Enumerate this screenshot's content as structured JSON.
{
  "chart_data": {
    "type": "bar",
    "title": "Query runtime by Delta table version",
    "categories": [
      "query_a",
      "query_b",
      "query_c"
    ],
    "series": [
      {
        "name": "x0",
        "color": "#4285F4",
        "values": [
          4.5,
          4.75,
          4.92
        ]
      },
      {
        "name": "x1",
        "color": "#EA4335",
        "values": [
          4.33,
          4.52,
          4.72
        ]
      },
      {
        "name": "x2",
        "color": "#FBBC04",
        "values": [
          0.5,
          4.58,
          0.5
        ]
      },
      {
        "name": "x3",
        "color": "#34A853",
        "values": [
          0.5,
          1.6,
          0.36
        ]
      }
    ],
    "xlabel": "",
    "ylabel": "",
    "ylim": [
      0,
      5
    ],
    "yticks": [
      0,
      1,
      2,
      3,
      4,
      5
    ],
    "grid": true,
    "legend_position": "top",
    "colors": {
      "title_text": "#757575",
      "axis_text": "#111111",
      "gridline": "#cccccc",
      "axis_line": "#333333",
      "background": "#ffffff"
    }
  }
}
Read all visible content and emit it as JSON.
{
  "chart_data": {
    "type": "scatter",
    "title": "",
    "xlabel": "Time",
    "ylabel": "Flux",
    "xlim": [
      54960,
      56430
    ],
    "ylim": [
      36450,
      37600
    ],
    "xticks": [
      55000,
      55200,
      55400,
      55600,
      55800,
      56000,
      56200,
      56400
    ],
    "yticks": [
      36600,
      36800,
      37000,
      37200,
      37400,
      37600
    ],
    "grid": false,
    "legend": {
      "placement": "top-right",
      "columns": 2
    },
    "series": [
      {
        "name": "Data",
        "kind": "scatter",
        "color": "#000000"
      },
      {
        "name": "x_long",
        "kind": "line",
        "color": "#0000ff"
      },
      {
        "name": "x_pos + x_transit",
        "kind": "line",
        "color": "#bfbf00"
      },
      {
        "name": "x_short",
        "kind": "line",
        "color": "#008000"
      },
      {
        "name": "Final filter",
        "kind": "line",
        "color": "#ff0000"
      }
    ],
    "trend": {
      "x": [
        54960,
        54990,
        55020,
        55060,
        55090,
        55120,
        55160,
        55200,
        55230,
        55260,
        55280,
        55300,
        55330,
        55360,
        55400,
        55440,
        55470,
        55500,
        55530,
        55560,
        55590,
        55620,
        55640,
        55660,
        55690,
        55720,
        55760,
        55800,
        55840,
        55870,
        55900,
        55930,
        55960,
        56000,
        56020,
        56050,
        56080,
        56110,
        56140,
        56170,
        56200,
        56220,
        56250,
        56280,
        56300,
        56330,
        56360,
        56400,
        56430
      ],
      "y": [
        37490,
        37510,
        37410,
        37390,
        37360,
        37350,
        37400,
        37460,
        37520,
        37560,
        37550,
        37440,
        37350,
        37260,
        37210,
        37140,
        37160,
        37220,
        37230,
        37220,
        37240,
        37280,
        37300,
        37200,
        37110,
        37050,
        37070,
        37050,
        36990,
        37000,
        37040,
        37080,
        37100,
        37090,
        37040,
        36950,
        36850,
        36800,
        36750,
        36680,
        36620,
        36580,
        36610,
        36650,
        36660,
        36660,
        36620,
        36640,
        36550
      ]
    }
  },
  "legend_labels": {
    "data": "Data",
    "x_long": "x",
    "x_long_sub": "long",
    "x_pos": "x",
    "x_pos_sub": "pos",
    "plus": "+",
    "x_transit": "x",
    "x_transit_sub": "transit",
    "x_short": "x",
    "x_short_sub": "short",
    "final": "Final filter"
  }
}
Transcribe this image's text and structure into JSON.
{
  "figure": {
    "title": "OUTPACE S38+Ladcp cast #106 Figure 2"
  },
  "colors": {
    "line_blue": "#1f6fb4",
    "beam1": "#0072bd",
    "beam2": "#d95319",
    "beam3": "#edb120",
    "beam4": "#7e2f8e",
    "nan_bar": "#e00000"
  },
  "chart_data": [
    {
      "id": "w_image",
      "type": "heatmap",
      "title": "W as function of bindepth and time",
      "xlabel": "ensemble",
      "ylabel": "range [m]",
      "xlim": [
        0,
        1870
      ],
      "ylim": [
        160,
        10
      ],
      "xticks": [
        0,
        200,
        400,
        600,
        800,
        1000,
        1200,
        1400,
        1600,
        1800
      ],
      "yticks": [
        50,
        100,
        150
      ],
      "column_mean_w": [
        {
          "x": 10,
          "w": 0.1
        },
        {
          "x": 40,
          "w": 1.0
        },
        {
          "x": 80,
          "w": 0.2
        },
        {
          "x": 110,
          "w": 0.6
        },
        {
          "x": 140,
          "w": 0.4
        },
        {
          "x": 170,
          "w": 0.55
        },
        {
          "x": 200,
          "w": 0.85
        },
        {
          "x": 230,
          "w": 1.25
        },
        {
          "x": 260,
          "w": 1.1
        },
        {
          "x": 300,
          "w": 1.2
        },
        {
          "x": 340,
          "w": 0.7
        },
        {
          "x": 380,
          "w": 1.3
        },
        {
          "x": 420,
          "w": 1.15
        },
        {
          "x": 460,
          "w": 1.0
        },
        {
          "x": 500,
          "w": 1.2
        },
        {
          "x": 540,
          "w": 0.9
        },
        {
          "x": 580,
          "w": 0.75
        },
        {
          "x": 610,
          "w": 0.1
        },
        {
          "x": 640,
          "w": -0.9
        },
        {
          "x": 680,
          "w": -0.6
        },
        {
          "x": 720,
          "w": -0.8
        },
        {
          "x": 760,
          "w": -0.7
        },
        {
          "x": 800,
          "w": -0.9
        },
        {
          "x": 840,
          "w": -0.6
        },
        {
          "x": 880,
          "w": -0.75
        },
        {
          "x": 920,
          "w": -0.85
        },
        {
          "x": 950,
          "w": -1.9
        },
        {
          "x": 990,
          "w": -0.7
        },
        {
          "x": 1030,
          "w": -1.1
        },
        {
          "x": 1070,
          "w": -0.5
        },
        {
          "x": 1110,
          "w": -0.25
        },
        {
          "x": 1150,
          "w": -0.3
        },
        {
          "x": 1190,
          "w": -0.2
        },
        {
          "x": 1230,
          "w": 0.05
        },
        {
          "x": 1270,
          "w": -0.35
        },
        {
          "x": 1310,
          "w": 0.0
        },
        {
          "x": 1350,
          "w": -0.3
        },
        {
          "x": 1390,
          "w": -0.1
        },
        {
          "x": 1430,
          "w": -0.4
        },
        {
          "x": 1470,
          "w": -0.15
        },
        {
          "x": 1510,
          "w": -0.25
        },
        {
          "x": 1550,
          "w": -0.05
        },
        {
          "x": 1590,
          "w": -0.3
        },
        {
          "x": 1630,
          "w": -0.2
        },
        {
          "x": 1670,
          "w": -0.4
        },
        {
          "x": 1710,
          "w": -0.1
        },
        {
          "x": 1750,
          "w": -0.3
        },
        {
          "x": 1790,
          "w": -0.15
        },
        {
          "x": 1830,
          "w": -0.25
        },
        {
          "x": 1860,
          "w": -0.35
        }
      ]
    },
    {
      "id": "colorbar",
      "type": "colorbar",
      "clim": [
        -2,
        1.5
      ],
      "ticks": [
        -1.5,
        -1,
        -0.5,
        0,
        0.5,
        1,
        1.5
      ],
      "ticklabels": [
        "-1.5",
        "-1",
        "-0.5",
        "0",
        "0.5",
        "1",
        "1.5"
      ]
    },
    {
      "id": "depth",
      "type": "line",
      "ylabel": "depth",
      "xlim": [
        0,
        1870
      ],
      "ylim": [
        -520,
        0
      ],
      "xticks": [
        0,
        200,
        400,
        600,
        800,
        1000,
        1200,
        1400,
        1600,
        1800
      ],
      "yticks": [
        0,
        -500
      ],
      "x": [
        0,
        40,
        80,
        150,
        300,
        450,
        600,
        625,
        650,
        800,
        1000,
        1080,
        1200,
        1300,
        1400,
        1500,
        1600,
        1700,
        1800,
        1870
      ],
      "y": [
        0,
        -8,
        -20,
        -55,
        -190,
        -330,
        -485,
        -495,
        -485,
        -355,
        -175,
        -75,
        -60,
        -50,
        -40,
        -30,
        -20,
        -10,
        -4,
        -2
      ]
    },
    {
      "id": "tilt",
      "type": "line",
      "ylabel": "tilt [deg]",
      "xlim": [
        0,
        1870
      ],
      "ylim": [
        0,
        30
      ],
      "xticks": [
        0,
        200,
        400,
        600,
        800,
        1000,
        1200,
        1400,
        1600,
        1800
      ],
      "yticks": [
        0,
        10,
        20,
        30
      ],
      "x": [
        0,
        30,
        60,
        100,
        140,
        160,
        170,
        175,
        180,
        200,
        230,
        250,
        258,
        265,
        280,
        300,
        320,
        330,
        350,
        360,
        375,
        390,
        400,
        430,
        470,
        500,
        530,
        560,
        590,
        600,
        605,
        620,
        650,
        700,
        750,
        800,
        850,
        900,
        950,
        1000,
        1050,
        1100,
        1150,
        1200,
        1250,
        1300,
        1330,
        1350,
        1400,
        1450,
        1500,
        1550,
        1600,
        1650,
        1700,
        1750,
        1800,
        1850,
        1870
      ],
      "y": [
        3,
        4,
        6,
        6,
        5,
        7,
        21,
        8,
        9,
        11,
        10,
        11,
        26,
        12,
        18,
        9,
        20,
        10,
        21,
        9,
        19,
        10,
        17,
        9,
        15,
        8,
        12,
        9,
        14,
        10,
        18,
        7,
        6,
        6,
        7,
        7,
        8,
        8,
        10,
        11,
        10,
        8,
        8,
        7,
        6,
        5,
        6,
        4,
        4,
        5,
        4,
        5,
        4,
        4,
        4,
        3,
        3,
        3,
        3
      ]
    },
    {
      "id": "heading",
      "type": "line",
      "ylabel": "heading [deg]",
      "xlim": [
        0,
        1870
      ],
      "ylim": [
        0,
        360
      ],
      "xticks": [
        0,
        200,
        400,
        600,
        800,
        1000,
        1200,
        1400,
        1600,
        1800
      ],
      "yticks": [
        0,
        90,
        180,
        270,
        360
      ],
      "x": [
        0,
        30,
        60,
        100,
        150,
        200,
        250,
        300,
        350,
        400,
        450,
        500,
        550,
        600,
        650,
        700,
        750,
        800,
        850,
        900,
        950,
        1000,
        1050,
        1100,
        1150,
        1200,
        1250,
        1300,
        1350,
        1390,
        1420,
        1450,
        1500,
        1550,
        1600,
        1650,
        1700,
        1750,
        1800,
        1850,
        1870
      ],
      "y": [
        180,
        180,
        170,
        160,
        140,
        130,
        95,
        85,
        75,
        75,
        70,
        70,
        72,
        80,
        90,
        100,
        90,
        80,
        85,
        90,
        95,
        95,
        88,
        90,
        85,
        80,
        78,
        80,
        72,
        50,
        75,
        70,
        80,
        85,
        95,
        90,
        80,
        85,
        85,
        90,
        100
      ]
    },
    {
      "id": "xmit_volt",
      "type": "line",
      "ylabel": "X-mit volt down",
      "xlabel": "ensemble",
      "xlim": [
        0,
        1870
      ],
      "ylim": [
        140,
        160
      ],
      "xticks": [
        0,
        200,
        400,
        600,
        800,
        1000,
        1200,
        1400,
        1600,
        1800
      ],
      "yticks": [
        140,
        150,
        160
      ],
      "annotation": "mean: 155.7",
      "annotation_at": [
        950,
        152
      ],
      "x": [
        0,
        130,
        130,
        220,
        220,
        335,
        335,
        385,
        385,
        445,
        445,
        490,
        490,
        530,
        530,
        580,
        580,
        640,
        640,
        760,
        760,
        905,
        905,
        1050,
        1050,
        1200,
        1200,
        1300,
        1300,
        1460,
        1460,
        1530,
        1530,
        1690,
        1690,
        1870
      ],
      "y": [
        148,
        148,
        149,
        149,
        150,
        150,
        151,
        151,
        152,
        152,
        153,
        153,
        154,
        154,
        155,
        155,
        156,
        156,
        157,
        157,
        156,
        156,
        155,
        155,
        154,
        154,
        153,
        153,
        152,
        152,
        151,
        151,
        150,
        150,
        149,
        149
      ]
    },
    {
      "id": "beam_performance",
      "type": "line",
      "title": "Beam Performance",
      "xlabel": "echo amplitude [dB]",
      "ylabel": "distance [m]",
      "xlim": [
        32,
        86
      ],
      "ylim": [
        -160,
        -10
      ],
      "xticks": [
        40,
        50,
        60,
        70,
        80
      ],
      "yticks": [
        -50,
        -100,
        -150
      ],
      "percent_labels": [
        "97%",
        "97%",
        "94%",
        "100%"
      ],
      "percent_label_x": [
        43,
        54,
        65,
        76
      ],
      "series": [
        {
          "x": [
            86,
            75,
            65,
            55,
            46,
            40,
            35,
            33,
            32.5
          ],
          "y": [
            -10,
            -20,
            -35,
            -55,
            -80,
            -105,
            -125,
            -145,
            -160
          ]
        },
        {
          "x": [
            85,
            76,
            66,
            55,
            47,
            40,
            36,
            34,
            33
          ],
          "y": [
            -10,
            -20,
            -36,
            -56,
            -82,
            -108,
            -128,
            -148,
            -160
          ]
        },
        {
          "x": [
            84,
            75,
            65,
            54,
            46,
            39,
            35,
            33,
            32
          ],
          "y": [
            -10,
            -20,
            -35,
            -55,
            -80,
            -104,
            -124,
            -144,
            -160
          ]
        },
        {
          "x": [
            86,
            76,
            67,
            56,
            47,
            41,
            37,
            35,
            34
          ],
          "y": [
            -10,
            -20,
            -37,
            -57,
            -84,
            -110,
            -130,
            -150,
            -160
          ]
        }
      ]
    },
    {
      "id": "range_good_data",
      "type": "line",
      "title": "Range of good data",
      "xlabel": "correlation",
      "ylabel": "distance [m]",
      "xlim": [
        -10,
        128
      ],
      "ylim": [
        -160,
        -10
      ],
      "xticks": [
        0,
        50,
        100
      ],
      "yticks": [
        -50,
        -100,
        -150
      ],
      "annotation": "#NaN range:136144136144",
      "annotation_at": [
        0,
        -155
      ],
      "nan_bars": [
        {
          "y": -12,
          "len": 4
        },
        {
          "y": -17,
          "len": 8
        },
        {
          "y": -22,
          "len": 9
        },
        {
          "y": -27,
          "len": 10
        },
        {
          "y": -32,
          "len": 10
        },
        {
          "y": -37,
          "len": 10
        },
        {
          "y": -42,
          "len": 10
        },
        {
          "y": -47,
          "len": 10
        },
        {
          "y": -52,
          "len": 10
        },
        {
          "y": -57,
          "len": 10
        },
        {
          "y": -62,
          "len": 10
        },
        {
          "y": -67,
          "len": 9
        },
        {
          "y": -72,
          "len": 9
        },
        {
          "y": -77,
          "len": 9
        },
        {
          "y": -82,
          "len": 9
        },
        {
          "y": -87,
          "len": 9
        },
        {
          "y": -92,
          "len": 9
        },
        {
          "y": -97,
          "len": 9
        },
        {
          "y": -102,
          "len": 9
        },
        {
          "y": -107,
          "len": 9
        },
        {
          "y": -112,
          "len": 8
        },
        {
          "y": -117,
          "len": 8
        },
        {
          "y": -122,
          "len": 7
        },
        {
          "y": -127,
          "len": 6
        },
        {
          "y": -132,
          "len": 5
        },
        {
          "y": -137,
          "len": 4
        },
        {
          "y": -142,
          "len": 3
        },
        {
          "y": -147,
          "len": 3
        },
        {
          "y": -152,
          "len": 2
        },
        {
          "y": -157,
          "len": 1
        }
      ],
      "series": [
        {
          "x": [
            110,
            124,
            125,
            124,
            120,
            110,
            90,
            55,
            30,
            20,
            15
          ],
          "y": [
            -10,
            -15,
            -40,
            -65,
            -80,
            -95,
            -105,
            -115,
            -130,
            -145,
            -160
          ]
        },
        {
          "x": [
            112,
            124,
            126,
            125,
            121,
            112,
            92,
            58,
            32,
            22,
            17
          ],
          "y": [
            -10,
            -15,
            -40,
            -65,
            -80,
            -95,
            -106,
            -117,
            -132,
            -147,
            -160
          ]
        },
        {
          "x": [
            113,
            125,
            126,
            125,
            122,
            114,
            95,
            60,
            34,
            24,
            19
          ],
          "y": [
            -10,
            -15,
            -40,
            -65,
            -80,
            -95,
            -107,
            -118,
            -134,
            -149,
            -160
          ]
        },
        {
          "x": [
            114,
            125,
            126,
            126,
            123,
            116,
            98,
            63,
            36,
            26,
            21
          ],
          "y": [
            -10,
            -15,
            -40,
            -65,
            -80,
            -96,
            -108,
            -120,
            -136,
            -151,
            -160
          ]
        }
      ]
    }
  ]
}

Brief =
Show all lines in the entries above where the word "xlabel" appears.

Solution to the exercise =
    "xlabel": "",
    "xlabel": "Time",
      "xlabel": "ensemble",
      "xlabel": "ensemble",
      "xlabel": "echo amplitude [dB]",
      "xlabel": "correlation",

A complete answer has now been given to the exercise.